- Exercise prompt: Copy each line of the records that holds the string "currently".

- Supplied information:
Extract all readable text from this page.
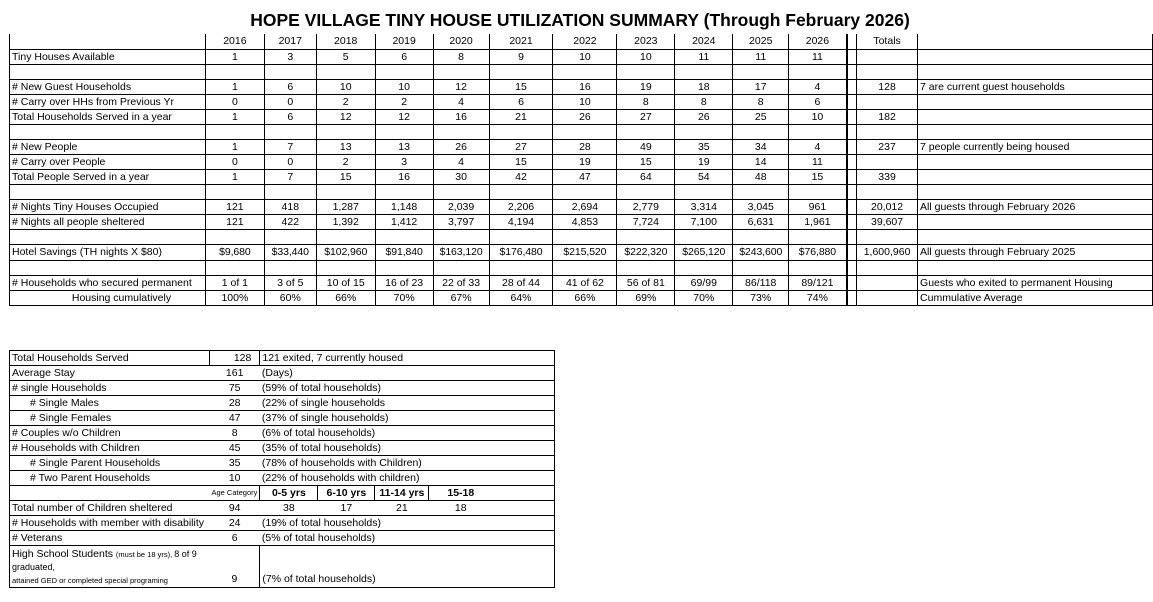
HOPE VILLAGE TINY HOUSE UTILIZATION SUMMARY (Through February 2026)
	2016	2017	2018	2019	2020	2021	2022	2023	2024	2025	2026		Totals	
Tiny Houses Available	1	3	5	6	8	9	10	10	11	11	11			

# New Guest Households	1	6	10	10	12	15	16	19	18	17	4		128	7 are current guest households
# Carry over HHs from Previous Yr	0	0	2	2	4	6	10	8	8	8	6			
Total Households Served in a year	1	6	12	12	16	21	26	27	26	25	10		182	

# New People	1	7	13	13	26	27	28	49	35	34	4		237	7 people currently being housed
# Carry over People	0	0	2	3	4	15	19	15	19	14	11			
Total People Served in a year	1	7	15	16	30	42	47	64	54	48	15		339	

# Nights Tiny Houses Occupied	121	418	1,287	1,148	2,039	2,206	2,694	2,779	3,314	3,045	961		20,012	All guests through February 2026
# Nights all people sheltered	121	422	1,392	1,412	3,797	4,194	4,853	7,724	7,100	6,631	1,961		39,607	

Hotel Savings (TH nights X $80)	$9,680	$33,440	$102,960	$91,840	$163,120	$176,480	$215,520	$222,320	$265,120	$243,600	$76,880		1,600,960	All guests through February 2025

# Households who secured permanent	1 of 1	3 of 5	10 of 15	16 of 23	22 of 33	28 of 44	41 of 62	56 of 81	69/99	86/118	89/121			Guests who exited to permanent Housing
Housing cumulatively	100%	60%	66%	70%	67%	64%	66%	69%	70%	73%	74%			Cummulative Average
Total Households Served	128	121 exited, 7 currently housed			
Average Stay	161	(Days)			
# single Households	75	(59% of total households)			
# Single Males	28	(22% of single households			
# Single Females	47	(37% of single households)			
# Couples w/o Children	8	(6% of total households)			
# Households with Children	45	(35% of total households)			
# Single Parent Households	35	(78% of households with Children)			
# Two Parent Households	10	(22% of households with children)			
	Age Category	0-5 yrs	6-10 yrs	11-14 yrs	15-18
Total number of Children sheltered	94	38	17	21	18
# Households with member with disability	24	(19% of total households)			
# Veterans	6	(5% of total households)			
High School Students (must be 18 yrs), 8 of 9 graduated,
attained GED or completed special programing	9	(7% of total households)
==
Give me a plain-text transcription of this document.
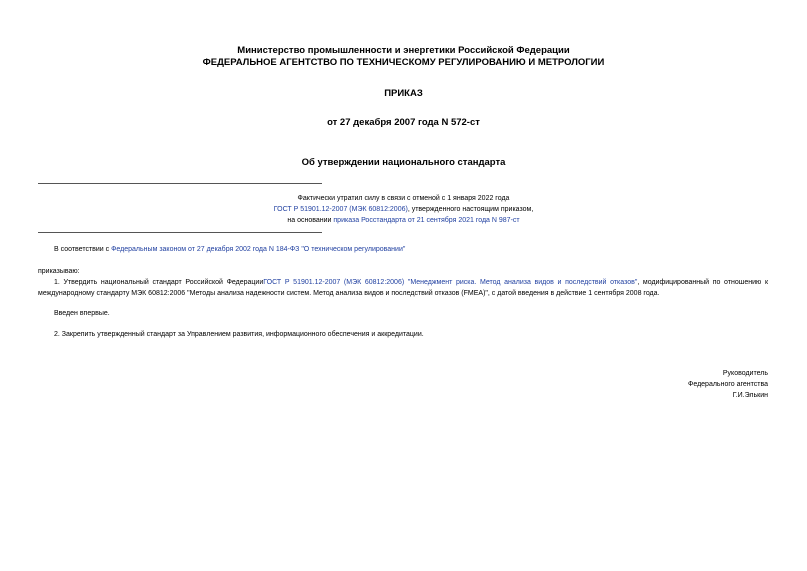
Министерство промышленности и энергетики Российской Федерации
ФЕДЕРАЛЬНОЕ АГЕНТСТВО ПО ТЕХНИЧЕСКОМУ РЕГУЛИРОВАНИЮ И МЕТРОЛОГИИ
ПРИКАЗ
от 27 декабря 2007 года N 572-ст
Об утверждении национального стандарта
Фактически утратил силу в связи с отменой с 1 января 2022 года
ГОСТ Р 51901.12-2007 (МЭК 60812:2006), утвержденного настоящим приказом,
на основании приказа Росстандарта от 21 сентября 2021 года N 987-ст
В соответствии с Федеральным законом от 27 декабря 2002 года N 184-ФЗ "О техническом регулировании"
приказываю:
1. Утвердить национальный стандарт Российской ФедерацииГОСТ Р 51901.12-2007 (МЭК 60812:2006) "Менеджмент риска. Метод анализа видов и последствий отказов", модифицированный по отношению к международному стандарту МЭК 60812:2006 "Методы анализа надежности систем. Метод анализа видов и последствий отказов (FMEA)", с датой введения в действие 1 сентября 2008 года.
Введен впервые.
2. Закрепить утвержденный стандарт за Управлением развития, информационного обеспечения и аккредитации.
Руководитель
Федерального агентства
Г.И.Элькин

- Answer to the problem:
# New People	1	7	13	13	26	27	28	49	35	34	4		237	7 people currently being housed
Total Households Served	128	121 exited, 7 currently housed			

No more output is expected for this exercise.